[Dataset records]

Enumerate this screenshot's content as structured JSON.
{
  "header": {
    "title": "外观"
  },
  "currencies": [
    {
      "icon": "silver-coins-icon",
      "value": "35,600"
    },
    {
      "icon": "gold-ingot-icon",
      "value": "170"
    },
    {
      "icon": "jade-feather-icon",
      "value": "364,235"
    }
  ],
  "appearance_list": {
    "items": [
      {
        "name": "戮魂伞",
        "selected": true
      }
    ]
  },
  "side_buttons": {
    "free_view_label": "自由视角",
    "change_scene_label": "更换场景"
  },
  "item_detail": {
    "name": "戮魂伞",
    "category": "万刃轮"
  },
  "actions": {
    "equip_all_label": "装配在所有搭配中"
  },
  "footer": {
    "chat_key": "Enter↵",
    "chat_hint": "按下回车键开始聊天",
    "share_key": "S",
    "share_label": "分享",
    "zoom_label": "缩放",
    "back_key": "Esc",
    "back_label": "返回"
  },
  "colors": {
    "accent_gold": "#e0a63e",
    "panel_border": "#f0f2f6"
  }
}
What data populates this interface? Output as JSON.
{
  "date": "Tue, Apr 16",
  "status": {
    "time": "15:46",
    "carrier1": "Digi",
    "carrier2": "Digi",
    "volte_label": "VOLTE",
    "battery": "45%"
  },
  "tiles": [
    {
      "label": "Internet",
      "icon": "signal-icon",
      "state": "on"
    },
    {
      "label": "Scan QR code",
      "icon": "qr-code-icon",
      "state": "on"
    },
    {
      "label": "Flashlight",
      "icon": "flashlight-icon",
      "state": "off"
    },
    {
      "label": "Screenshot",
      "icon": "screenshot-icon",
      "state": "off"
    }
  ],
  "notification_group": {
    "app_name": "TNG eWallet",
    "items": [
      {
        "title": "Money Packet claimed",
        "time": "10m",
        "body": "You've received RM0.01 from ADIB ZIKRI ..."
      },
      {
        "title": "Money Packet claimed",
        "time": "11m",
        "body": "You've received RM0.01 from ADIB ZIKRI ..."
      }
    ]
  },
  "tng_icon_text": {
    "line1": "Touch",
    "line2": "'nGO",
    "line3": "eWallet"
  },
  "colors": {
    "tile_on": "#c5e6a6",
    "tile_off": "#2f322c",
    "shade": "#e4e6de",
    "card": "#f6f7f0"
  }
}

> [EXERCISE PROMPT] Transcribe every record above exactly as it appears.

> [EXPECTED OUTPUT]
Enumerate this screenshot's content as structured JSON.
{
  "header": {
    "title": "外观"
  },
  "currencies": [
    {
      "icon": "silver-coins-icon",
      "value": "35,600"
    },
    {
      "icon": "gold-ingot-icon",
      "value": "170"
    },
    {
      "icon": "jade-feather-icon",
      "value": "364,235"
    }
  ],
  "appearance_list": {
    "items": [
      {
        "name": "戮魂伞",
        "selected": true
      }
    ]
  },
  "side_buttons": {
    "free_view_label": "自由视角",
    "change_scene_label": "更换场景"
  },
  "item_detail": {
    "name": "戮魂伞",
    "category": "万刃轮"
  },
  "actions": {
    "equip_all_label": "装配在所有搭配中"
  },
  "footer": {
    "chat_key": "Enter↵",
    "chat_hint": "按下回车键开始聊天",
    "share_key": "S",
    "share_label": "分享",
    "zoom_label": "缩放",
    "back_key": "Esc",
    "back_label": "返回"
  },
  "colors": {
    "accent_gold": "#e0a63e",
    "panel_border": "#f0f2f6"
  }
}
What data populates this interface? Output as JSON.
{
  "date": "Tue, Apr 16",
  "status": {
    "time": "15:46",
    "carrier1": "Digi",
    "carrier2": "Digi",
    "volte_label": "VOLTE",
    "battery": "45%"
  },
  "tiles": [
    {
      "label": "Internet",
      "icon": "signal-icon",
      "state": "on"
    },
    {
      "label": "Scan QR code",
      "icon": "qr-code-icon",
      "state": "on"
    },
    {
      "label": "Flashlight",
      "icon": "flashlight-icon",
      "state": "off"
    },
    {
      "label": "Screenshot",
      "icon": "screenshot-icon",
      "state": "off"
    }
  ],
  "notification_group": {
    "app_name": "TNG eWallet",
    "items": [
      {
        "title": "Money Packet claimed",
        "time": "10m",
        "body": "You've received RM0.01 from ADIB ZIKRI ..."
      },
      {
        "title": "Money Packet claimed",
        "time": "11m",
        "body": "You've received RM0.01 from ADIB ZIKRI ..."
      }
    ]
  },
  "tng_icon_text": {
    "line1": "Touch",
    "line2": "'nGO",
    "line3": "eWallet"
  },
  "colors": {
    "tile_on": "#c5e6a6",
    "tile_off": "#2f322c",
    "shade": "#e4e6de",
    "card": "#f6f7f0"
  }
}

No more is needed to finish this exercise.